- **Exercise goal**: Reproduce the records below exactly, leaving out any pictures.

** START Material for this exercise **

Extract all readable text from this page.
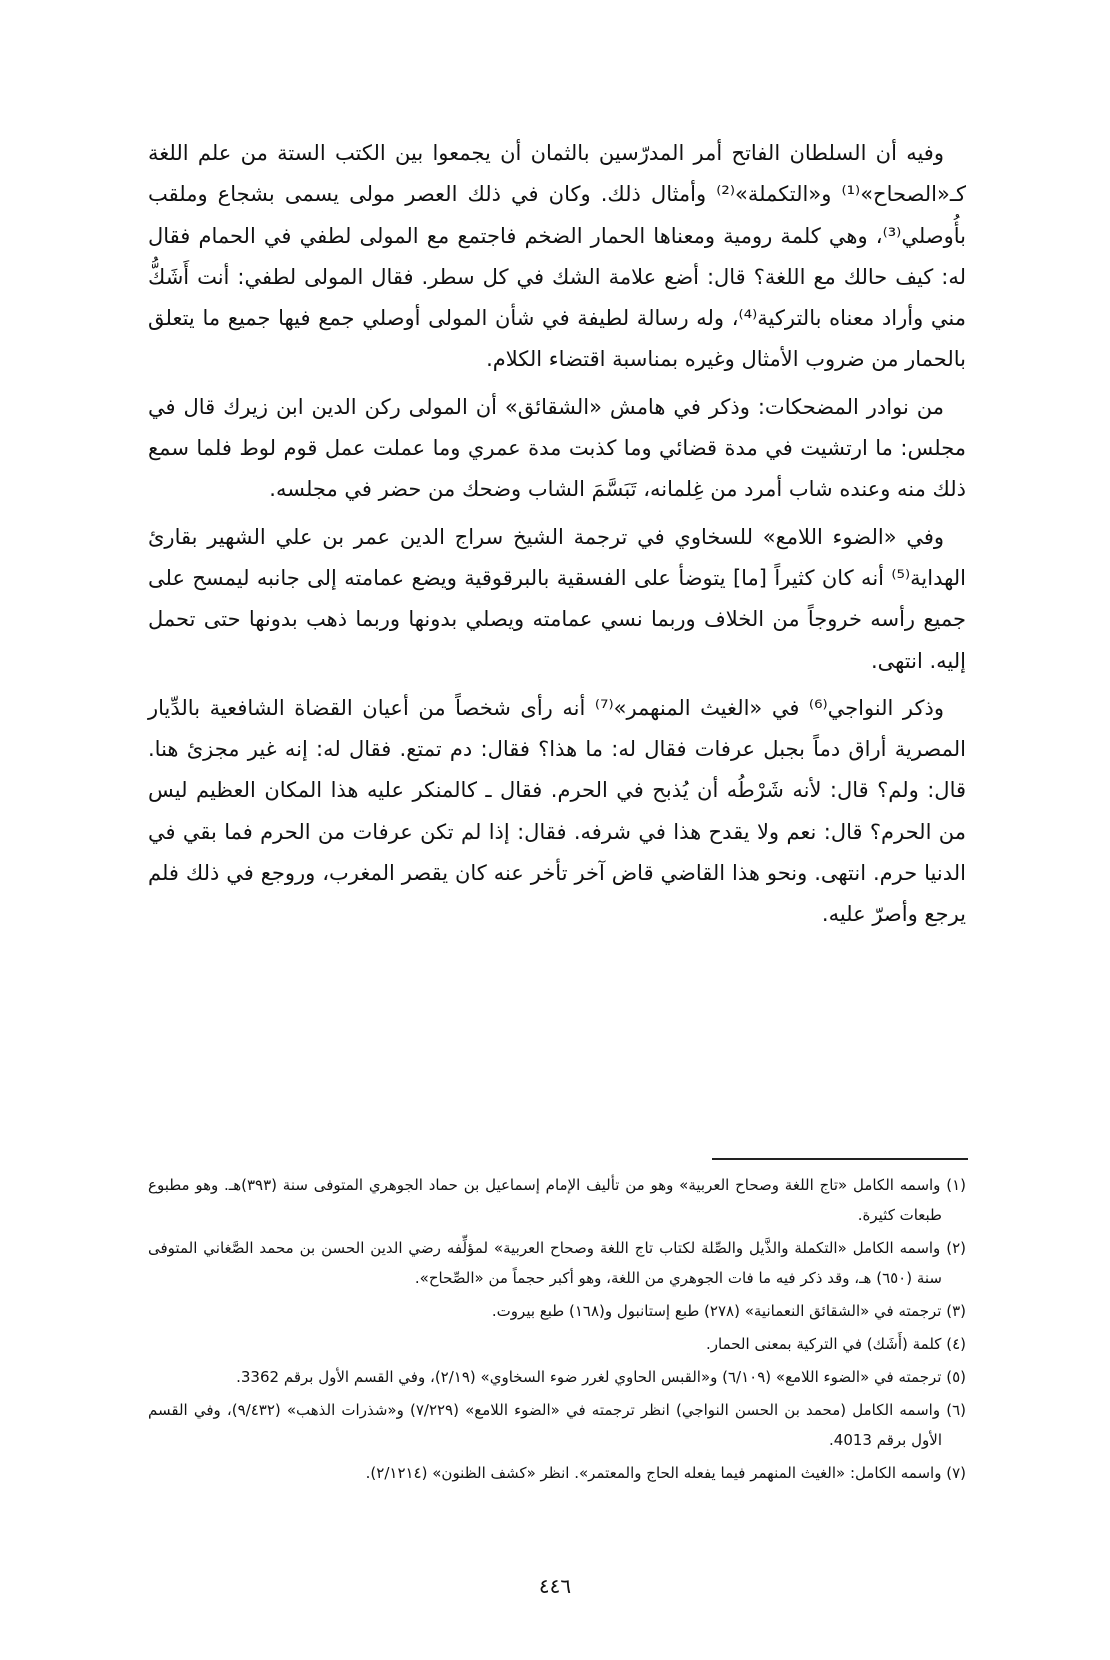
وفيه أن السلطان الفاتح أمر المدرّسين بالثمان أن يجمعوا بين الكتب الستة من علم اللغة كـ«الصحاح»⁽¹⁾ و«التكملة»⁽²⁾ وأمثال ذلك. وكان في ذلك العصر مولى يسمى بشجاع وملقب بأُوصلي⁽³⁾، وهي كلمة رومية ومعناها الحمار الضخم فاجتمع مع المولى لطفي في الحمام فقال له: كيف حالك مع اللغة؟ قال: أضع علامة الشك في كل سطر. فقال المولى لطفي: أنت أَشَكُّ مني وأراد معناه بالتركية⁽⁴⁾، وله رسالة لطيفة في شأن المولى أوصلي جمع فيها جميع ما يتعلق بالحمار من ضروب الأمثال وغيره بمناسبة اقتضاء الكلام.

من نوادر المضحكات: وذكر في هامش «الشقائق» أن المولى ركن الدين ابن زيرك قال في مجلس: ما ارتشيت في مدة قضائي وما كذبت مدة عمري وما عملت عمل قوم لوط فلما سمع ذلك منه وعنده شاب أمرد من غِلمانه، تَبَسَّمَ الشاب وضحك من حضر في مجلسه.

وفي «الضوء اللامع» للسخاوي في ترجمة الشيخ سراج الدين عمر بن علي الشهير بقارئ الهداية⁽⁵⁾ أنه كان كثيراً [ما] يتوضأ على الفسقية بالبرقوقية ويضع عمامته إلى جانبه ليمسح على جميع رأسه خروجاً من الخلاف وربما نسي عمامته ويصلي بدونها وربما ذهب بدونها حتى تحمل إليه. انتهى.

وذكر النواجي⁽⁶⁾ في «الغيث المنهمر»⁽⁷⁾ أنه رأى شخصاً من أعيان القضاة الشافعية بالدِّيار المصرية أراق دماً بجبل عرفات فقال له: ما هذا؟ فقال: دم تمتع. فقال له: إنه غير مجزئ هنا. قال: ولم؟ قال: لأنه شَرْطُه أن يُذبح في الحرم. فقال ـ كالمنكر عليه هذا المكان العظيم ليس من الحرم؟ قال: نعم ولا يقدح هذا في شرفه. فقال: إذا لم تكن عرفات من الحرم فما بقي في الدنيا حرم. انتهى. ونحو هذا القاضي قاض آخر تأخر عنه كان يقصر المغرب، وروجع في ذلك فلم يرجع وأصرّ عليه.

(١) واسمه الكامل «تاج اللغة وصحاح العربية» وهو من تأليف الإمام إسماعيل بن حماد الجوهري المتوفى سنة (٣٩٣)هـ. وهو مطبوع طبعات كثيرة.
(٢) واسمه الكامل «التكملة والذَّيل والصِّلة لكتاب تاج اللغة وصحاح العربية» لمؤلِّفه رضي الدين الحسن بن محمد الصَّغاني المتوفى سنة (٦٥٠) هـ، وقد ذكر فيه ما فات الجوهري من اللغة، وهو أكبر حجماً من «الصِّحاح».
(٣) ترجمته في «الشقائق النعمانية» (٢٧٨) طبع إستانبول و(١٦٨) طبع بيروت.
(٤) كلمة (أَشَك) في التركية بمعنى الحمار.
(٥) ترجمته في «الضوء اللامع» (٦/١٠٩) و«القبس الحاوي لغرر ضوء السخاوي» (٢/١٩)، وفي القسم الأول برقم 3362.
(٦) واسمه الكامل (محمد بن الحسن النواجي) انظر ترجمته في «الضوء اللامع» (٧/٢٢٩) و«شذرات الذهب» (٩/٤٣٢)، وفي القسم الأول برقم 4013.
(٧) واسمه الكامل: «الغيث المنهمر فيما يفعله الحاج والمعتمر». انظر «كشف الظنون» (٢/١٢١٤).
٤٤٦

** END Material for this exercise **

- **Result for this exercise**:
Extract all readable text from this page.
وفيه أن السلطان الفاتح أمر المدرّسين بالثمان أن يجمعوا بين الكتب الستة من علم اللغة كـ«الصحاح»⁽¹⁾ و«التكملة»⁽²⁾ وأمثال ذلك. وكان في ذلك العصر مولى يسمى بشجاع وملقب بأُوصلي⁽³⁾، وهي كلمة رومية ومعناها الحمار الضخم فاجتمع مع المولى لطفي في الحمام فقال له: كيف حالك مع اللغة؟ قال: أضع علامة الشك في كل سطر. فقال المولى لطفي: أنت أَشَكُّ مني وأراد معناه بالتركية⁽⁴⁾، وله رسالة لطيفة في شأن المولى أوصلي جمع فيها جميع ما يتعلق بالحمار من ضروب الأمثال وغيره بمناسبة اقتضاء الكلام.

من نوادر المضحكات: وذكر في هامش «الشقائق» أن المولى ركن الدين ابن زيرك قال في مجلس: ما ارتشيت في مدة قضائي وما كذبت مدة عمري وما عملت عمل قوم لوط فلما سمع ذلك منه وعنده شاب أمرد من غِلمانه، تَبَسَّمَ الشاب وضحك من حضر في مجلسه.

وفي «الضوء اللامع» للسخاوي في ترجمة الشيخ سراج الدين عمر بن علي الشهير بقارئ الهداية⁽⁵⁾ أنه كان كثيراً [ما] يتوضأ على الفسقية بالبرقوقية ويضع عمامته إلى جانبه ليمسح على جميع رأسه خروجاً من الخلاف وربما نسي عمامته ويصلي بدونها وربما ذهب بدونها حتى تحمل إليه. انتهى.

وذكر النواجي⁽⁶⁾ في «الغيث المنهمر»⁽⁷⁾ أنه رأى شخصاً من أعيان القضاة الشافعية بالدِّيار المصرية أراق دماً بجبل عرفات فقال له: ما هذا؟ فقال: دم تمتع. فقال له: إنه غير مجزئ هنا. قال: ولم؟ قال: لأنه شَرْطُه أن يُذبح في الحرم. فقال ـ كالمنكر عليه هذا المكان العظيم ليس من الحرم؟ قال: نعم ولا يقدح هذا في شرفه. فقال: إذا لم تكن عرفات من الحرم فما بقي في الدنيا حرم. انتهى. ونحو هذا القاضي قاض آخر تأخر عنه كان يقصر المغرب، وروجع في ذلك فلم يرجع وأصرّ عليه.

(١) واسمه الكامل «تاج اللغة وصحاح العربية» وهو من تأليف الإمام إسماعيل بن حماد الجوهري المتوفى سنة (٣٩٣)هـ. وهو مطبوع طبعات كثيرة.
(٢) واسمه الكامل «التكملة والذَّيل والصِّلة لكتاب تاج اللغة وصحاح العربية» لمؤلِّفه رضي الدين الحسن بن محمد الصَّغاني المتوفى سنة (٦٥٠) هـ، وقد ذكر فيه ما فات الجوهري من اللغة، وهو أكبر حجماً من «الصِّحاح».
(٣) ترجمته في «الشقائق النعمانية» (٢٧٨) طبع إستانبول و(١٦٨) طبع بيروت.
(٤) كلمة (أَشَك) في التركية بمعنى الحمار.
(٥) ترجمته في «الضوء اللامع» (٦/١٠٩) و«القبس الحاوي لغرر ضوء السخاوي» (٢/١٩)، وفي القسم الأول برقم 3362.
(٦) واسمه الكامل (محمد بن الحسن النواجي) انظر ترجمته في «الضوء اللامع» (٧/٢٢٩) و«شذرات الذهب» (٩/٤٣٢)، وفي القسم الأول برقم 4013.
(٧) واسمه الكامل: «الغيث المنهمر فيما يفعله الحاج والمعتمر». انظر «كشف الظنون» (٢/١٢١٤).
٤٤٦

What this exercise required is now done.